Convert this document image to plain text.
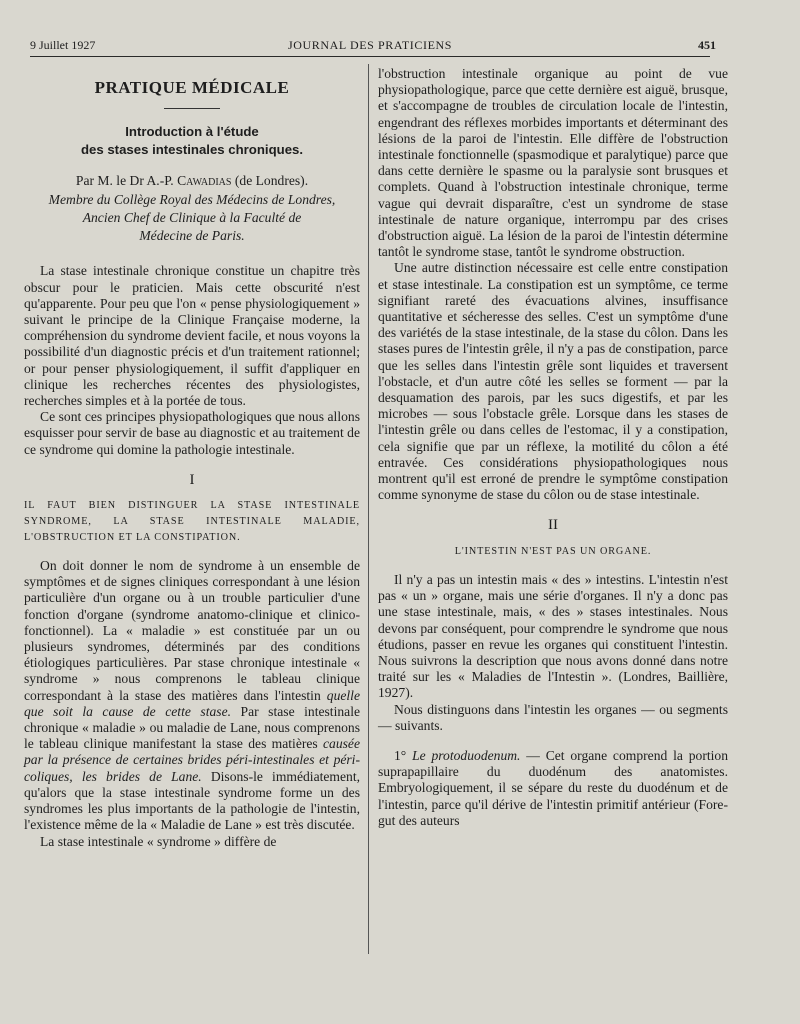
9 Juillet 1927	JOURNAL DES PRATICIENS	451
PRATIQUE MÉDICALE
Introduction à l'étude
des stases intestinales chroniques.
Par M. le Dr A.-P. Cawadias (de Londres).
Membre du Collège Royal des Médecins de Londres,
Ancien Chef de Clinique à la Faculté de
Médecine de Paris.

La stase intestinale chronique constitue un chapitre très obscur pour le praticien. Mais cette obscurité n'est qu'apparente. Pour peu que l'on « pense physiologiquement » suivant le principe de la Clinique Française moderne, la compréhension du syndrome devient facile, et nous voyons la possibilité d'un diagnostic précis et d'un traitement rationnel; or pour penser physiologiquement, il suffit d'appliquer en clinique les recherches récentes des physiologistes, recherches simples et à la portée de tous.

Ce sont ces principes physiopathologiques que nous allons esquisser pour servir de base au diagnostic et au traitement de ce syndrome qui domine la pathologie intestinale.

I
IL FAUT BIEN DISTINGUER LA STASE INTESTINALE SYNDROME, LA STASE INTESTINALE MALADIE, L'OBSTRUCTION ET LA CONSTIPATION.

On doit donner le nom de syndrome à un ensemble de symptômes et de signes cliniques correspondant à une lésion particulière d'un organe ou à un trouble particulier d'une fonction d'organe (syndrome anatomo-clinique et clinico-fonctionnel). La « maladie » est constituée par un ou plusieurs syndromes, déterminés par des conditions étiologiques particulières. Par stase chronique intestinale « syndrome » nous comprenons le tableau clinique correspondant à la stase des matières dans l'intestin quelle que soit la cause de cette stase. Par stase intestinale chronique « maladie » ou maladie de Lane, nous comprenons le tableau clinique manifestant la stase des matières causée par la présence de certaines brides péri-intestinales et péri-coliques, les brides de Lane. Disons-le immédiatement, qu'alors que la stase intestinale syndrome forme un des syndromes les plus importants de la pathologie de l'intestin, l'existence même de la « Maladie de Lane » est très discutée.

La stase intestinale « syndrome » diffère de

l'obstruction intestinale organique au point de vue physiopathologique, parce que cette dernière est aiguë, brusque, et s'accompagne de troubles de circulation locale de l'intestin, engendrant des réflexes morbides importants et déterminant des lésions de la paroi de l'intestin. Elle diffère de l'obstruction intestinale fonctionnelle (spasmodique et paralytique) parce que dans cette dernière le spasme ou la paralysie sont brusques et complets. Quand à l'obstruction intestinale chronique, terme vague qui devrait disparaître, c'est un syndrome de stase intestinale de nature organique, interrompu par des crises d'obstruction aiguë. La lésion de la paroi de l'intestin détermine tantôt le syndrome stase, tantôt le syndrome obstruction.

Une autre distinction nécessaire est celle entre constipation et stase intestinale. La constipation est un symptôme, ce terme signifiant rareté des évacuations alvines, insuffisance quantitative et sécheresse des selles. C'est un symptôme d'une des variétés de la stase intestinale, de la stase du côlon. Dans les stases pures de l'intestin grêle, il n'y a pas de constipation, parce que les selles dans l'intestin grêle sont liquides et traversent l'obstacle, et d'un autre côté les selles se forment — par la desquamation des parois, par les sucs digestifs, et par les microbes — sous l'obstacle grêle. Lorsque dans les stases de l'intestin grêle ou dans celles de l'estomac, il y a constipation, cela signifie que par un réflexe, la motilité du côlon a été entravée. Ces considérations physiopathologiques nous montrent qu'il est erroné de prendre le symptôme constipation comme synonyme de stase du côlon ou de stase intestinale.

II
L'INTESTIN N'EST PAS UN ORGANE.

Il n'y a pas un intestin mais « des » intestins. L'intestin n'est pas « un » organe, mais une série d'organes. Il n'y a donc pas une stase intestinale, mais, « des » stases intestinales. Nous devons par conséquent, pour comprendre le syndrome que nous étudions, passer en revue les organes qui constituent l'intestin. Nous suivrons la description que nous avons donné dans notre traité sur les « Maladies de l'Intestin ». (Londres, Baillière, 1927).

Nous distinguons dans l'intestin les organes — ou segments — suivants.

1° Le protoduodenum. — Cet organe comprend la portion suprapapillaire du duodénum des anatomistes. Embryologiquement, il se sépare du reste du duodénum et de l'intestin, parce qu'il dérive de l'intestin primitif antérieur (Fore-gut des auteurs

##########

= Exercise =
Keep every word of the data as it is when you write it out, but drop the pictures.

= Complete output =
Convert this document image to plain text.
9 Juillet 1927	JOURNAL DES PRATICIENS	451
PRATIQUE MÉDICALE
Introduction à l'étude
des stases intestinales chroniques.
Par M. le Dr A.-P. Cawadias (de Londres).
Membre du Collège Royal des Médecins de Londres,
Ancien Chef de Clinique à la Faculté de
Médecine de Paris.

La stase intestinale chronique constitue un chapitre très obscur pour le praticien. Mais cette obscurité n'est qu'apparente. Pour peu que l'on « pense physiologiquement » suivant le principe de la Clinique Française moderne, la compréhension du syndrome devient facile, et nous voyons la possibilité d'un diagnostic précis et d'un traitement rationnel; or pour penser physiologiquement, il suffit d'appliquer en clinique les recherches récentes des physiologistes, recherches simples et à la portée de tous.

Ce sont ces principes physiopathologiques que nous allons esquisser pour servir de base au diagnostic et au traitement de ce syndrome qui domine la pathologie intestinale.

I
IL FAUT BIEN DISTINGUER LA STASE INTESTINALE SYNDROME, LA STASE INTESTINALE MALADIE, L'OBSTRUCTION ET LA CONSTIPATION.

On doit donner le nom de syndrome à un ensemble de symptômes et de signes cliniques correspondant à une lésion particulière d'un organe ou à un trouble particulier d'une fonction d'organe (syndrome anatomo-clinique et clinico-fonctionnel). La « maladie » est constituée par un ou plusieurs syndromes, déterminés par des conditions étiologiques particulières. Par stase chronique intestinale « syndrome » nous comprenons le tableau clinique correspondant à la stase des matières dans l'intestin quelle que soit la cause de cette stase. Par stase intestinale chronique « maladie » ou maladie de Lane, nous comprenons le tableau clinique manifestant la stase des matières causée par la présence de certaines brides péri-intestinales et péri-coliques, les brides de Lane. Disons-le immédiatement, qu'alors que la stase intestinale syndrome forme un des syndromes les plus importants de la pathologie de l'intestin, l'existence même de la « Maladie de Lane » est très discutée.

La stase intestinale « syndrome » diffère de

l'obstruction intestinale organique au point de vue physiopathologique, parce que cette dernière est aiguë, brusque, et s'accompagne de troubles de circulation locale de l'intestin, engendrant des réflexes morbides importants et déterminant des lésions de la paroi de l'intestin. Elle diffère de l'obstruction intestinale fonctionnelle (spasmodique et paralytique) parce que dans cette dernière le spasme ou la paralysie sont brusques et complets. Quand à l'obstruction intestinale chronique, terme vague qui devrait disparaître, c'est un syndrome de stase intestinale de nature organique, interrompu par des crises d'obstruction aiguë. La lésion de la paroi de l'intestin détermine tantôt le syndrome stase, tantôt le syndrome obstruction.

Une autre distinction nécessaire est celle entre constipation et stase intestinale. La constipation est un symptôme, ce terme signifiant rareté des évacuations alvines, insuffisance quantitative et sécheresse des selles. C'est un symptôme d'une des variétés de la stase intestinale, de la stase du côlon. Dans les stases pures de l'intestin grêle, il n'y a pas de constipation, parce que les selles dans l'intestin grêle sont liquides et traversent l'obstacle, et d'un autre côté les selles se forment — par la desquamation des parois, par les sucs digestifs, et par les microbes — sous l'obstacle grêle. Lorsque dans les stases de l'intestin grêle ou dans celles de l'estomac, il y a constipation, cela signifie que par un réflexe, la motilité du côlon a été entravée. Ces considérations physiopathologiques nous montrent qu'il est erroné de prendre le symptôme constipation comme synonyme de stase du côlon ou de stase intestinale.

II
L'INTESTIN N'EST PAS UN ORGANE.

Il n'y a pas un intestin mais « des » intestins. L'intestin n'est pas « un » organe, mais une série d'organes. Il n'y a donc pas une stase intestinale, mais, « des » stases intestinales. Nous devons par conséquent, pour comprendre le syndrome que nous étudions, passer en revue les organes qui constituent l'intestin. Nous suivrons la description que nous avons donné dans notre traité sur les « Maladies de l'Intestin ». (Londres, Baillière, 1927).

Nous distinguons dans l'intestin les organes — ou segments — suivants.

1° Le protoduodenum. — Cet organe comprend la portion suprapapillaire du duodénum des anatomistes. Embryologiquement, il se sépare du reste du duodénum et de l'intestin, parce qu'il dérive de l'intestin primitif antérieur (Fore-gut des auteurs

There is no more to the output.